(Data items)

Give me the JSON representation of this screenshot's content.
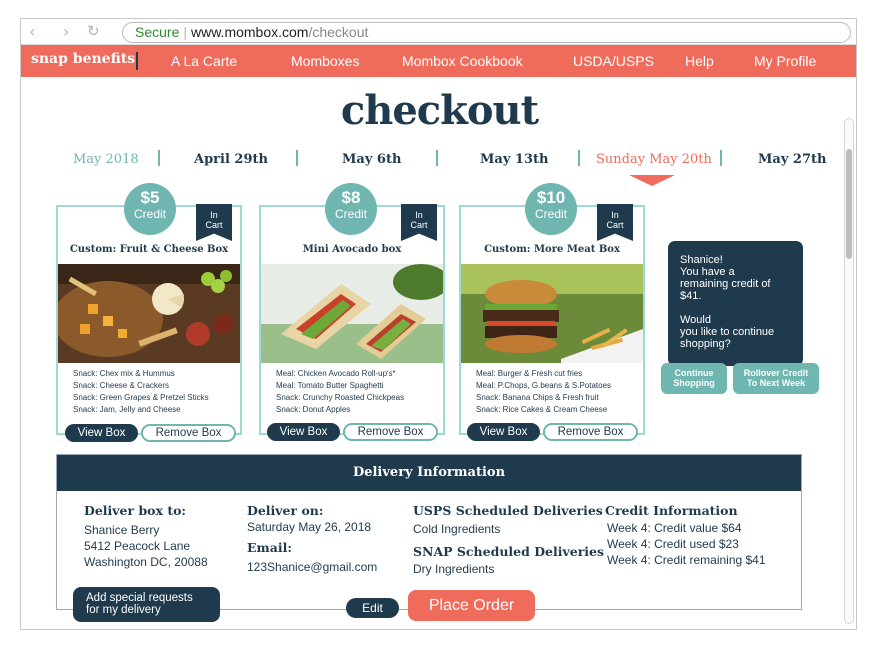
{
  "browser": {
    "url_secure": "Secure",
    "url_domain": "www.mombox.com",
    "url_path": "/checkout"
  },
  "nav": {
    "brand": "snap benefits",
    "items": [
      "A La Carte",
      "Momboxes",
      "Mombox Cookbook",
      "USDA/USPS",
      "Help",
      "My Profile"
    ]
  },
  "page_title": "checkout",
  "dates": {
    "month": "May 2018",
    "weeks": [
      "April 29th",
      "May 6th",
      "May 13th",
      "Sunday May 20th",
      "May 27th"
    ],
    "active_index": 3
  },
  "cards": [
    {
      "credit_amount": "$5",
      "credit_label": "Credit",
      "badge_line1": "In",
      "badge_line2": "Cart",
      "title": "Custom: Fruit & Cheese Box",
      "items": [
        "Snack: Chex mix & Hummus",
        "Snack: Cheese & Crackers",
        "Snack: Green Grapes & Pretzel Sticks",
        "Snack: Jam, Jelly and Cheese"
      ],
      "view_label": "View Box",
      "remove_label": "Remove Box"
    },
    {
      "credit_amount": "$8",
      "credit_label": "Credit",
      "badge_line1": "In",
      "badge_line2": "Cart",
      "title": "Mini Avocado box",
      "items": [
        "Meal: Chicken Avocado Roll-up's*",
        "Meal: Tomato Butter Spaghetti",
        "Snack: Crunchy Roasted Chickpeas",
        "Snack: Donut Apples"
      ],
      "view_label": "View Box",
      "remove_label": "Remove Box"
    },
    {
      "credit_amount": "$10",
      "credit_label": "Credit",
      "badge_line1": "In",
      "badge_line2": "Cart",
      "title": "Custom: More Meat Box",
      "items": [
        "Meal: Burger & Fresh cut fries",
        "Meal: P.Chops, G.beans & S.Potatoes",
        "Snack: Banana Chips & Fresh fruit",
        "Snack: Rice Cakes & Cream Cheese"
      ],
      "view_label": "View Box",
      "remove_label": "Remove Box"
    }
  ],
  "promo": {
    "line1": "Shanice!",
    "line2": "You have a",
    "line3": "remaining credit of",
    "line4": "$41.",
    "line5": "Would",
    "line6": "you like to continue",
    "line7": "shopping?",
    "continue_line1": "Continue",
    "continue_line2": "Shopping",
    "rollover_line1": "Rollover Credit",
    "rollover_line2": "To Next Week"
  },
  "delivery": {
    "heading": "Delivery Information",
    "deliver_to_label": "Deliver box to:",
    "name": "Shanice Berry",
    "street": "5412 Peacock Lane",
    "city": "Washington DC, 20088",
    "deliver_on_label": "Deliver on:",
    "deliver_on": "Saturday May 26, 2018",
    "email_label": "Email:",
    "email": "123Shanice@gmail.com",
    "usps_label": "USPS Scheduled Deliveries",
    "usps_value": "Cold Ingredients",
    "snap_label": "SNAP Scheduled Deliveries",
    "snap_value": "Dry Ingredients",
    "credit_label": "Credit Information",
    "credit_lines": [
      "Week 4: Credit value $64",
      "Week 4: Credit used $23",
      "Week 4: Credit remaining $41"
    ]
  },
  "actions": {
    "special_line1": "Add special requests",
    "special_line2": "for my delivery",
    "edit": "Edit",
    "place_order": "Place Order"
  },
  "colors": {
    "brand_coral": "#ef6b5c",
    "navy": "#1f3a4d",
    "teal": "#6fb5b0",
    "teal_light": "#9fd9d4"
  }
}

INSTRUCTIONS TO FOLLOW: From the listing, extract all text exactly as given and drop any picture.

EXERCISE SOLUTION:
Give me the JSON representation of this screenshot's content.
{
  "browser": {
    "url_secure": "Secure",
    "url_domain": "www.mombox.com",
    "url_path": "/checkout"
  },
  "nav": {
    "brand": "snap benefits",
    "items": [
      "A La Carte",
      "Momboxes",
      "Mombox Cookbook",
      "USDA/USPS",
      "Help",
      "My Profile"
    ]
  },
  "page_title": "checkout",
  "dates": {
    "month": "May 2018",
    "weeks": [
      "April 29th",
      "May 6th",
      "May 13th",
      "Sunday May 20th",
      "May 27th"
    ],
    "active_index": 3
  },
  "cards": [
    {
      "credit_amount": "$5",
      "credit_label": "Credit",
      "badge_line1": "In",
      "badge_line2": "Cart",
      "title": "Custom: Fruit & Cheese Box",
      "items": [
        "Snack: Chex mix & Hummus",
        "Snack: Cheese & Crackers",
        "Snack: Green Grapes & Pretzel Sticks",
        "Snack: Jam, Jelly and Cheese"
      ],
      "view_label": "View Box",
      "remove_label": "Remove Box"
    },
    {
      "credit_amount": "$8",
      "credit_label": "Credit",
      "badge_line1": "In",
      "badge_line2": "Cart",
      "title": "Mini Avocado box",
      "items": [
        "Meal: Chicken Avocado Roll-up's*",
        "Meal: Tomato Butter Spaghetti",
        "Snack: Crunchy Roasted Chickpeas",
        "Snack: Donut Apples"
      ],
      "view_label": "View Box",
      "remove_label": "Remove Box"
    },
    {
      "credit_amount": "$10",
      "credit_label": "Credit",
      "badge_line1": "In",
      "badge_line2": "Cart",
      "title": "Custom: More Meat Box",
      "items": [
        "Meal: Burger & Fresh cut fries",
        "Meal: P.Chops, G.beans & S.Potatoes",
        "Snack: Banana Chips & Fresh fruit",
        "Snack: Rice Cakes & Cream Cheese"
      ],
      "view_label": "View Box",
      "remove_label": "Remove Box"
    }
  ],
  "promo": {
    "line1": "Shanice!",
    "line2": "You have a",
    "line3": "remaining credit of",
    "line4": "$41.",
    "line5": "Would",
    "line6": "you like to continue",
    "line7": "shopping?",
    "continue_line1": "Continue",
    "continue_line2": "Shopping",
    "rollover_line1": "Rollover Credit",
    "rollover_line2": "To Next Week"
  },
  "delivery": {
    "heading": "Delivery Information",
    "deliver_to_label": "Deliver box to:",
    "name": "Shanice Berry",
    "street": "5412 Peacock Lane",
    "city": "Washington DC, 20088",
    "deliver_on_label": "Deliver on:",
    "deliver_on": "Saturday May 26, 2018",
    "email_label": "Email:",
    "email": "123Shanice@gmail.com",
    "usps_label": "USPS Scheduled Deliveries",
    "usps_value": "Cold Ingredients",
    "snap_label": "SNAP Scheduled Deliveries",
    "snap_value": "Dry Ingredients",
    "credit_label": "Credit Information",
    "credit_lines": [
      "Week 4: Credit value $64",
      "Week 4: Credit used $23",
      "Week 4: Credit remaining $41"
    ]
  },
  "actions": {
    "special_line1": "Add special requests",
    "special_line2": "for my delivery",
    "edit": "Edit",
    "place_order": "Place Order"
  },
  "colors": {
    "brand_coral": "#ef6b5c",
    "navy": "#1f3a4d",
    "teal": "#6fb5b0",
    "teal_light": "#9fd9d4"
  }
}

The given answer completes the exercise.